## [ACTIONS TO TAKE]
- 1) From the AR guide, reproduce word for word the part that begins with the words containing "Virtually inserting a" and ends with "the camera focused)".
- 2) Please restate the paragraph of the AR guide that starts with "Virtually inserting a graphic" in a shorter form, keeping its main facts.
━━━━━ READING PASSAGE
2023 SMT AR Guide | SMT Presentations

2023 AR GUIDE

GENERAL BACKGROUND

FUNDAMENTAL PREMISE

Virtually inserting a graphic into a live video stream or a recorded video stream of the real world so that the resulting combined output looks like the inserted graphic is plausibly part of the real-world scene requires a system that “knows” for each frame of video produced:

The exact [ X, Y, Z ] coordinates in real-world space of the camera’s optical center for:
- the camera that is producing the live video stream; or
- the camera whose video stream was recorded;
The POV or Line of Projection of the camera
- (i.e., the PAN and TILT values in absolute degrees of rotation)
The ZOOM and FOCUS values (in absolute units) of the camera
- (i.e., how far along the Line of Projection is the camera focused)
━━━━━━━━━━
━━━━━ STORED RECORDS
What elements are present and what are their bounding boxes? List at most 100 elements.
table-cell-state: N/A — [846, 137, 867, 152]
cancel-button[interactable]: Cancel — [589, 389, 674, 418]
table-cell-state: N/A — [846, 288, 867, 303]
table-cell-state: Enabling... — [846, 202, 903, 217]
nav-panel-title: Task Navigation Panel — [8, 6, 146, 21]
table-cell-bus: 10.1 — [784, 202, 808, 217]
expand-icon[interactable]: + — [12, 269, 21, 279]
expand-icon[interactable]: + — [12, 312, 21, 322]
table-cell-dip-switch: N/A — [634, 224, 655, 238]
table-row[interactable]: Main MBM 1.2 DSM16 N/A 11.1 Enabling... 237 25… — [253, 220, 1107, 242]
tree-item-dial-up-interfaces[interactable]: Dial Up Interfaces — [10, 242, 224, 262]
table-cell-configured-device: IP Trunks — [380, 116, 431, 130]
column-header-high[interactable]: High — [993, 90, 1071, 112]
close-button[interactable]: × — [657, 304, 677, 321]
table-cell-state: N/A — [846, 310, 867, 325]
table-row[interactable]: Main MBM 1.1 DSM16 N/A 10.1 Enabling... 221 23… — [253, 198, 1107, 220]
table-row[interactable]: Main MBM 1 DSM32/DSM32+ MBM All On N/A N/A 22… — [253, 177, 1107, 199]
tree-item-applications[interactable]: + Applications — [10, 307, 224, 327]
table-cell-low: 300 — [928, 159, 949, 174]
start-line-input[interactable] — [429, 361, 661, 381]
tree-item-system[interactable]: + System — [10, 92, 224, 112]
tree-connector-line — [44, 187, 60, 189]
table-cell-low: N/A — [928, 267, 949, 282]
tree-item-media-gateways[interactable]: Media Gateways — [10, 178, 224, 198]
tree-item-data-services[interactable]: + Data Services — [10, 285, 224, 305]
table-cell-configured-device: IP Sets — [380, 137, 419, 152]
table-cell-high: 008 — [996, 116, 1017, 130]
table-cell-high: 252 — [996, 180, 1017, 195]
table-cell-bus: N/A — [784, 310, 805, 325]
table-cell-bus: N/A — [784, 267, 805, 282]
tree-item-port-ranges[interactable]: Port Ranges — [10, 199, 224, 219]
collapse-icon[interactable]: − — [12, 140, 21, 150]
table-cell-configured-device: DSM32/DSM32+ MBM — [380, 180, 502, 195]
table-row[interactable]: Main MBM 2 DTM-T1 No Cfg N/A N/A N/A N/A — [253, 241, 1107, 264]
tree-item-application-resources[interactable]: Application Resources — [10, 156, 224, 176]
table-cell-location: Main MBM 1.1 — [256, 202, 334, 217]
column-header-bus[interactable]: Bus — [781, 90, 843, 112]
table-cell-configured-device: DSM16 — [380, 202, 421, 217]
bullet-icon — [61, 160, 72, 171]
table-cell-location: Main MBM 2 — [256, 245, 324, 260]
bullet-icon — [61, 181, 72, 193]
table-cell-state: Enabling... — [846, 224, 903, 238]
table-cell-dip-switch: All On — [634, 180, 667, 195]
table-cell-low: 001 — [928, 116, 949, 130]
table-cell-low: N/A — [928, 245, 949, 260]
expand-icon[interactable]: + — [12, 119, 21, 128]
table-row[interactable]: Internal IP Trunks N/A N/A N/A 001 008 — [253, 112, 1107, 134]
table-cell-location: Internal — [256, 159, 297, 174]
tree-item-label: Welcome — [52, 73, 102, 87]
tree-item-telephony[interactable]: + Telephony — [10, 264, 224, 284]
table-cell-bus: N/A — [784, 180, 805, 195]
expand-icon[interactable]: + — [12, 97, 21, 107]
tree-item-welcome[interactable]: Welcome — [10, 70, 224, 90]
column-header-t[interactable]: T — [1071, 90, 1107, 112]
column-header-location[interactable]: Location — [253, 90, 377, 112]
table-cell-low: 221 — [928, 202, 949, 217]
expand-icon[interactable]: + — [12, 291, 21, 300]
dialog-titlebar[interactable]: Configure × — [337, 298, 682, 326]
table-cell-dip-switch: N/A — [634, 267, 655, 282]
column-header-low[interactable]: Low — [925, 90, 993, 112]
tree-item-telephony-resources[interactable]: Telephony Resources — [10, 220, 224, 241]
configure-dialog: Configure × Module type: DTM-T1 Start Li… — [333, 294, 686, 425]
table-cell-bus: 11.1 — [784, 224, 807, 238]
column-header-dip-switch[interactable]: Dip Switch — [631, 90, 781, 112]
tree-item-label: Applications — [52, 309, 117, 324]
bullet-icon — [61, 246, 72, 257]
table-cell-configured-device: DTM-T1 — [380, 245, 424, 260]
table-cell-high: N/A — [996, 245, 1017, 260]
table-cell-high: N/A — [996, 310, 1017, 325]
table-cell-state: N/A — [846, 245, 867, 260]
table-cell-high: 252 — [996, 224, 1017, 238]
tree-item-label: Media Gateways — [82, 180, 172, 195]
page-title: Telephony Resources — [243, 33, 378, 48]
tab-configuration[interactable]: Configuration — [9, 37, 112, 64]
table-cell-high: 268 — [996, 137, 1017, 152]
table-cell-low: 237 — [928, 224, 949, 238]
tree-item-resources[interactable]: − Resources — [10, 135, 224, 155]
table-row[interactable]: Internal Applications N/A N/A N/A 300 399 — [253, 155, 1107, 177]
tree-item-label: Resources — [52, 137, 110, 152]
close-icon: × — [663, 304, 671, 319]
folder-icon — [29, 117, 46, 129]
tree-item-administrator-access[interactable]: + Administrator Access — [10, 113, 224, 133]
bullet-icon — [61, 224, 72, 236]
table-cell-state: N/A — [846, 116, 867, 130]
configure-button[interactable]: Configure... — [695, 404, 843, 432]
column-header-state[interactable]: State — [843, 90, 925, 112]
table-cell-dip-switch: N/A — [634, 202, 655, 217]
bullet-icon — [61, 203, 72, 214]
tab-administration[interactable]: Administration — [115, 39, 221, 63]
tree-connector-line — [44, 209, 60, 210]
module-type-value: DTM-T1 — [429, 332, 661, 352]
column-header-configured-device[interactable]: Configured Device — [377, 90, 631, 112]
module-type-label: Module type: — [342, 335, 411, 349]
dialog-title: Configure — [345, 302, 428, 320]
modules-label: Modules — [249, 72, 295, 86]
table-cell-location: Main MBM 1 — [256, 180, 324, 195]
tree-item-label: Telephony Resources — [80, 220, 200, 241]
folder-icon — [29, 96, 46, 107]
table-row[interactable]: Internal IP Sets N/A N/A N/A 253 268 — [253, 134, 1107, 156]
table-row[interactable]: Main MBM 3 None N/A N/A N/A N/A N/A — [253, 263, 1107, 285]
━━━━━━━━━━
## [WRITTEN ANSWERS]
- 1)
Virtually inserting a graphic into a live video stream or a recorded video stream of the real world so that the resulting combined output looks like the inserted graphic is plausibly part of the real-world scene requires a system that “knows” for each frame of video produced:

The exact [ X, Y, Z ] coordinates in real-world space of the camera’s optical center for:
- the camera that is producing the live video stream; or
- the camera whose video stream was recorded;
The POV or Line of Projection of the camera
- (i.e., the PAN and TILT values in absolute degrees of rotation)
The ZOOM and FOCUS values (in absolute units) of the camera
- (i.e., how far along the Line of Projection is the camera focused)

- 2) To make a graphic inserted into live or recorded real-world video look plausibly part of the scene, a system must know certain information for every frame of video produced.